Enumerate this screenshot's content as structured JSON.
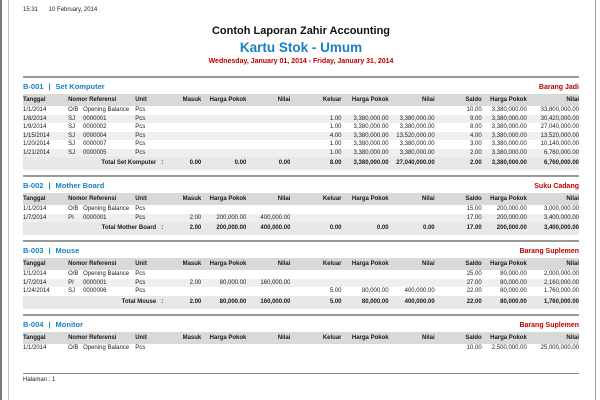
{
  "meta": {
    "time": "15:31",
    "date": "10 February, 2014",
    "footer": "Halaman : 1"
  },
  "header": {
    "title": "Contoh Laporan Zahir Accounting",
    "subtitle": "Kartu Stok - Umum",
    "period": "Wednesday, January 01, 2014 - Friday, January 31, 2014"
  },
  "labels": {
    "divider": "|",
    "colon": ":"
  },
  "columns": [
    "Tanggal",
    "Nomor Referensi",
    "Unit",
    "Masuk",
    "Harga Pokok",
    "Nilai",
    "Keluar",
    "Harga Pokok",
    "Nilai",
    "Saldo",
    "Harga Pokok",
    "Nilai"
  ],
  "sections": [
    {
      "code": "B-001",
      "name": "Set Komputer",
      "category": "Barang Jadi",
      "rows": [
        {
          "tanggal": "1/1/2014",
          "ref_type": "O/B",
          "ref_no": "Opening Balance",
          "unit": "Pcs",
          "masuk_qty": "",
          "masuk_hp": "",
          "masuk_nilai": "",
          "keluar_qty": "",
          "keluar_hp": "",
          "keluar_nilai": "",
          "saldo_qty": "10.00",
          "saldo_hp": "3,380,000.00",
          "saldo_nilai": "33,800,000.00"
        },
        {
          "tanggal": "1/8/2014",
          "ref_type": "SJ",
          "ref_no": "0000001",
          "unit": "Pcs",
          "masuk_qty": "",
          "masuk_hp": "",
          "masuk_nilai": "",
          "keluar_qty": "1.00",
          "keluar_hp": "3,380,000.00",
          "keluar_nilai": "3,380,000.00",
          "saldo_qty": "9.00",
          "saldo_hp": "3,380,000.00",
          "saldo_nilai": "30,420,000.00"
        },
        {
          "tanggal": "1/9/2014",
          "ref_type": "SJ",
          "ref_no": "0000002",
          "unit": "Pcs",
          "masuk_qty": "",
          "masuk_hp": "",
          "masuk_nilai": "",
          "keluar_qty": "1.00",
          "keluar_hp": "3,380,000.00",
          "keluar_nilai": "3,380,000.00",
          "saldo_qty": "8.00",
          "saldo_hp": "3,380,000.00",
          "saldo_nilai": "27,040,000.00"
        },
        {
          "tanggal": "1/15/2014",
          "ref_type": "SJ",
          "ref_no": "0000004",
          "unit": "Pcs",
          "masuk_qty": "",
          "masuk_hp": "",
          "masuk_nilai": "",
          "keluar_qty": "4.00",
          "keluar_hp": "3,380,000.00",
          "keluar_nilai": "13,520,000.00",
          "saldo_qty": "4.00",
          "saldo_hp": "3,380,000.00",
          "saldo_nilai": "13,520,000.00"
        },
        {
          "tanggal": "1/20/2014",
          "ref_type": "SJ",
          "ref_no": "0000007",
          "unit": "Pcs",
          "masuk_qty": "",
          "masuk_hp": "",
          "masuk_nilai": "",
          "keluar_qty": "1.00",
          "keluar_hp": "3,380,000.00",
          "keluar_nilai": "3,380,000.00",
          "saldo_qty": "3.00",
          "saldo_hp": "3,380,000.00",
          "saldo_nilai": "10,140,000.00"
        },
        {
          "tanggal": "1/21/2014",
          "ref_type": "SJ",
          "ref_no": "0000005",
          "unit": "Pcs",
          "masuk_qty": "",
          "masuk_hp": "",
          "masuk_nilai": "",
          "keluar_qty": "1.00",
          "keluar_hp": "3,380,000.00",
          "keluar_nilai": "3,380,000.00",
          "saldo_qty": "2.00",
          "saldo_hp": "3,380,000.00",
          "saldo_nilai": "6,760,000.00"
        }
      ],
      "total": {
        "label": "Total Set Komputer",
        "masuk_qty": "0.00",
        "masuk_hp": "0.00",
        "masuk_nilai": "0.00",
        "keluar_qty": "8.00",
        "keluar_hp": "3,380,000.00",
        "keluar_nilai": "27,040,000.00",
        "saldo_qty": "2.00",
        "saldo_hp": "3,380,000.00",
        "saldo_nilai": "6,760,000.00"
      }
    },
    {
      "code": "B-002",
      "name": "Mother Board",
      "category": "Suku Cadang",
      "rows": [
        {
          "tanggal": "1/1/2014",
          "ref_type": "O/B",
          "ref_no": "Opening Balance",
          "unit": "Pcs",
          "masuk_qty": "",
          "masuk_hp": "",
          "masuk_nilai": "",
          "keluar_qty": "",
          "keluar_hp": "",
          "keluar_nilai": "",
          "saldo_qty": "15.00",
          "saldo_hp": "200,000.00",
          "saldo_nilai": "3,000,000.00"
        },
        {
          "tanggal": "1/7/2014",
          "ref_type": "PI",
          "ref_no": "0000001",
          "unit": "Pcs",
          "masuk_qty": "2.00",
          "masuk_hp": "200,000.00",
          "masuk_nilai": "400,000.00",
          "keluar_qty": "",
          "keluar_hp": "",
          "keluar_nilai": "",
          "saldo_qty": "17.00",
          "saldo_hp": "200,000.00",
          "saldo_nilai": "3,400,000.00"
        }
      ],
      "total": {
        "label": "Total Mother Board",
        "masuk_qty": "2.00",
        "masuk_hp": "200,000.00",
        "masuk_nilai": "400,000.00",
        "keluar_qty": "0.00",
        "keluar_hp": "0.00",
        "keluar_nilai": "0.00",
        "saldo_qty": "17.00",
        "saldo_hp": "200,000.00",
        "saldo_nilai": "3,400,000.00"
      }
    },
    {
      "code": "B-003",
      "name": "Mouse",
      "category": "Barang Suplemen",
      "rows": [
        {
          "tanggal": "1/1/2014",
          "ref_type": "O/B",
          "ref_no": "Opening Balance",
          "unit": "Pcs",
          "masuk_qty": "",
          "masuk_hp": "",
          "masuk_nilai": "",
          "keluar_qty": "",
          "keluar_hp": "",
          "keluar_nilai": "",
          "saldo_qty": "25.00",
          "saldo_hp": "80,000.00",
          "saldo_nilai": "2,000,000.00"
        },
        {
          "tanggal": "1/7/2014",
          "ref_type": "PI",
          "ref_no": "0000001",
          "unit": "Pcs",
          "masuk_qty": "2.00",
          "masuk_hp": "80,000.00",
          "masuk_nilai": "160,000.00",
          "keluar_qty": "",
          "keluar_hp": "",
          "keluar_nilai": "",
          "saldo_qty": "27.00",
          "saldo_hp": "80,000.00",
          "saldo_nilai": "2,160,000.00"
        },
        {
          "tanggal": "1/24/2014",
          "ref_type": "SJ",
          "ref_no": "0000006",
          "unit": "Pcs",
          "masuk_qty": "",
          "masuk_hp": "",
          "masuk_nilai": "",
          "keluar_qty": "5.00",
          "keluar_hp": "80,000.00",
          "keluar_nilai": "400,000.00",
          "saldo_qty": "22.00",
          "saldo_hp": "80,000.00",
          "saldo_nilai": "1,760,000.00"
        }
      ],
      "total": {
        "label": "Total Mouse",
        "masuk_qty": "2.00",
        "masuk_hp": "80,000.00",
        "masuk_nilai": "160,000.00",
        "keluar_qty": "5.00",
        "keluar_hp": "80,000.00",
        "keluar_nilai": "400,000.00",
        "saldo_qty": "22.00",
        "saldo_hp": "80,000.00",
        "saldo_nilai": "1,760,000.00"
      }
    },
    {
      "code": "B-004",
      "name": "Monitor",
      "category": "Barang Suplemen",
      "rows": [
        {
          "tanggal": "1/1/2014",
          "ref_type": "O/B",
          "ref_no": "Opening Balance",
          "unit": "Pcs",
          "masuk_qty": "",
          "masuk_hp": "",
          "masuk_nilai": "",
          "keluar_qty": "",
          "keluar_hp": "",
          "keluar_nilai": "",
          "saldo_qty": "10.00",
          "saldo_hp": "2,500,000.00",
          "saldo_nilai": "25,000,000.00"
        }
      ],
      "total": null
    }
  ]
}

━━━

Exercise aim =>
Go through the data above and find the lines with the word "category". Copy each of those lines.

Exercise result =>
      "category": "Barang Jadi",
      "category": "Suku Cadang",
      "category": "Barang Suplemen",
      "category": "Barang Suplemen",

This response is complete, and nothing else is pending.